◆ Entries shown
************

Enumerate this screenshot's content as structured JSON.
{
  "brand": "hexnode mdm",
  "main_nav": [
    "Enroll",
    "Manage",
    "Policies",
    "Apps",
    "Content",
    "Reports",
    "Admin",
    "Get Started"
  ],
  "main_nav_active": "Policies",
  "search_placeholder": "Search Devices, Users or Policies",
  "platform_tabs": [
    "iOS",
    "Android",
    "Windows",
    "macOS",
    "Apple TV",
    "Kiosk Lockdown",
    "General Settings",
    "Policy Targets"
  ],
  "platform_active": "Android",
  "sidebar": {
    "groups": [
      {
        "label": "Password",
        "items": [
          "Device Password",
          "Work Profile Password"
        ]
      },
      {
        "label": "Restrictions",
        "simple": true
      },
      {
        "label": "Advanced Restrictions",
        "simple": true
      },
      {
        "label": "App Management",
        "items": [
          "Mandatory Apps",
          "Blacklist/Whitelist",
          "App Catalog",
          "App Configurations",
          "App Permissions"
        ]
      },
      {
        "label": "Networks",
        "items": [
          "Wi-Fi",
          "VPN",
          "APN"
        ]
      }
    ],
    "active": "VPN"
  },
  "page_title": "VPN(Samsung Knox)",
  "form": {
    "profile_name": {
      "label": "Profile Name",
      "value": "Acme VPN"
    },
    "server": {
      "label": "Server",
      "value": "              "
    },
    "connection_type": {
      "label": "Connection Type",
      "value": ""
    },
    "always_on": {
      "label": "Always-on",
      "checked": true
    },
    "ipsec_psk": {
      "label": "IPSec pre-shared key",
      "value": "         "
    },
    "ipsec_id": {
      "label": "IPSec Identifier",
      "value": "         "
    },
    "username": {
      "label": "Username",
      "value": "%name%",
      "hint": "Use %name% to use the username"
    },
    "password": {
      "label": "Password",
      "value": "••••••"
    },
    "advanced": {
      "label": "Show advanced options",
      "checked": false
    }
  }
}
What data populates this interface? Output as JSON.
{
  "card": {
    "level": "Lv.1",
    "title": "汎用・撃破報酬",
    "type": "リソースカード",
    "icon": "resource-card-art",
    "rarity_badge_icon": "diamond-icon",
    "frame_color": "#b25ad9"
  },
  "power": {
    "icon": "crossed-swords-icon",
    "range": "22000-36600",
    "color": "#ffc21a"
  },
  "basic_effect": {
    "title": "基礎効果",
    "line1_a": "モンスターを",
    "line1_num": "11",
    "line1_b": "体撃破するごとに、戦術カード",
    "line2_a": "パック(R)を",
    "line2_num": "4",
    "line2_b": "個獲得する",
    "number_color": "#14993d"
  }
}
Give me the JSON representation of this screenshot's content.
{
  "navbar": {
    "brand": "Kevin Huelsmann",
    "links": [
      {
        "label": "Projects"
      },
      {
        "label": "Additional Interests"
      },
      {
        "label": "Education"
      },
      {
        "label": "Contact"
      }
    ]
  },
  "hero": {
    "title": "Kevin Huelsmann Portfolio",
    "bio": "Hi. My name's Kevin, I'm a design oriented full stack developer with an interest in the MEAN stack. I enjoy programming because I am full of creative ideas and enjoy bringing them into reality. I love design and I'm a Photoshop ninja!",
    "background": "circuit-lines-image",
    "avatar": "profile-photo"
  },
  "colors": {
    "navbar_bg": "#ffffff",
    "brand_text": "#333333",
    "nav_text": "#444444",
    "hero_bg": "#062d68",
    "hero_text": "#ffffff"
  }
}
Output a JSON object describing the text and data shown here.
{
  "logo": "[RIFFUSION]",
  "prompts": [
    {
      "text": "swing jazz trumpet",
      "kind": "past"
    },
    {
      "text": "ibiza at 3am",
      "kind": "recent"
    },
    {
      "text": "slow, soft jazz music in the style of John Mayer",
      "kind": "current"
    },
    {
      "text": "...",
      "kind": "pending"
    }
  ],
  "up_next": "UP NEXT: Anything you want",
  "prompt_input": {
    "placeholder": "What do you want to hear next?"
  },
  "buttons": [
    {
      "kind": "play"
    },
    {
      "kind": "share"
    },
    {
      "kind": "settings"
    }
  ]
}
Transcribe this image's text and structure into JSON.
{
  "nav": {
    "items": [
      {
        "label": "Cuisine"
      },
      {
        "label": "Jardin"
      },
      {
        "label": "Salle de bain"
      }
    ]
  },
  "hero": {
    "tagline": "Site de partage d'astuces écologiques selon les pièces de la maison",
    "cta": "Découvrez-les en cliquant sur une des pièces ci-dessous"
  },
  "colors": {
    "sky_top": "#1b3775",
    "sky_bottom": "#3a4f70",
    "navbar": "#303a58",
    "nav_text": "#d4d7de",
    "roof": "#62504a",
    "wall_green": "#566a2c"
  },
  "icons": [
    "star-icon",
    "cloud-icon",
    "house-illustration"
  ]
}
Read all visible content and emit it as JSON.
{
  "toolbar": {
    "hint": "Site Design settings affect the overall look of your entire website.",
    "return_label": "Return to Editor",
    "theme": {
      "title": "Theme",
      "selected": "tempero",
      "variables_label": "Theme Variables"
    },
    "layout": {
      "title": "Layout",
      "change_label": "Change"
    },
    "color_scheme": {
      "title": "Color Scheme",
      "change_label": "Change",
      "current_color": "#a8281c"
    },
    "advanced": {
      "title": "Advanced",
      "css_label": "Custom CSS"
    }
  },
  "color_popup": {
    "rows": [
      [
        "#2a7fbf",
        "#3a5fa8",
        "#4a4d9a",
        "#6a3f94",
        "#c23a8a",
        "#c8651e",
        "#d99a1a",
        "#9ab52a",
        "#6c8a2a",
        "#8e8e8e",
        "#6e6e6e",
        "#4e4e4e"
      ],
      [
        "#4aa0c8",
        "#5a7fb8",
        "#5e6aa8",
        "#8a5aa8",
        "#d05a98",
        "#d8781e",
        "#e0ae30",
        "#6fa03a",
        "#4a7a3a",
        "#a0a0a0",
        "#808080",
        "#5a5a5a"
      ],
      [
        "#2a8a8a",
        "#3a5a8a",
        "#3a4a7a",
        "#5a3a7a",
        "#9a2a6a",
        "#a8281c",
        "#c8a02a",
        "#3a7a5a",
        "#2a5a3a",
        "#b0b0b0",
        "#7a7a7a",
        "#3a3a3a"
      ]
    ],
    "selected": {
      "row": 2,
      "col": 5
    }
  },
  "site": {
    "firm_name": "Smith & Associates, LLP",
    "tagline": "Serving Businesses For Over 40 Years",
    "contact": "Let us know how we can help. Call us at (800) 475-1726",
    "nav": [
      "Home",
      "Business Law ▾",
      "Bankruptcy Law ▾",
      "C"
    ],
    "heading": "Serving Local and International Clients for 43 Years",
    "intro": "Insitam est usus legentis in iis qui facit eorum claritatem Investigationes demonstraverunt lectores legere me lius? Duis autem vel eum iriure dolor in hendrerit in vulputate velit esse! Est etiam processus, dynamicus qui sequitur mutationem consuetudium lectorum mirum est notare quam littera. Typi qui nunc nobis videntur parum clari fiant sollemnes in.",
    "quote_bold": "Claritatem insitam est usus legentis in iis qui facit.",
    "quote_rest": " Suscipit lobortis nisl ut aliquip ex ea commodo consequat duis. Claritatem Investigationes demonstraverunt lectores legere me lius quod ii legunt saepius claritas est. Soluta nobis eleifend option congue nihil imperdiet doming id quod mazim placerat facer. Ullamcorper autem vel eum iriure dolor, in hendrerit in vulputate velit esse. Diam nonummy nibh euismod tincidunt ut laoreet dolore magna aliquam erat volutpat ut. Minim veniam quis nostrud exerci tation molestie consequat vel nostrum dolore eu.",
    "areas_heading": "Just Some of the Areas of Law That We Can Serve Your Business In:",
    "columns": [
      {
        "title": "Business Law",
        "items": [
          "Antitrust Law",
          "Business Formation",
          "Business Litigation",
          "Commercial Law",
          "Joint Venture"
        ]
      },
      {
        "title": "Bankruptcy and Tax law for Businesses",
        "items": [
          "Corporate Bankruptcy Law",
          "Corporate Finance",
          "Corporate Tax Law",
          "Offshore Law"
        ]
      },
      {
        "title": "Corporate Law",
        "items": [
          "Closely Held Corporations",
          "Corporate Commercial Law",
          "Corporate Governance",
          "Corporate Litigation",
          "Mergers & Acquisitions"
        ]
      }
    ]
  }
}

************

◆ Task prompt
Show each line in the entries that holds the string "nobis".

◆ Exercise solution
    "intro": "Insitam est usus legentis in iis qui facit eorum claritatem Investigationes demonstraverunt lectores legere me lius? Duis autem vel eum iriure dolor in hendrerit in vulputate velit esse! Est etiam processus, dynamicus qui sequitur mutationem consuetudium lectorum mirum est notare quam littera. Typi qui nunc nobis videntur parum clari fiant sollemnes in.",
    "quote_rest": " Suscipit lobortis nisl ut aliquip ex ea commodo consequat duis. Claritatem Investigationes demonstraverunt lectores legere me lius quod ii legunt saepius claritas est. Soluta nobis eleifend option congue nihil imperdiet doming id quod mazim placerat facer. Ullamcorper autem vel eum iriure dolor, in hendrerit in vulputate velit esse. Diam nonummy nibh euismod tincidunt ut laoreet dolore magna aliquam erat volutpat ut. Minim veniam quis nostrud exerci tation molestie consequat vel nostrum dolore eu.",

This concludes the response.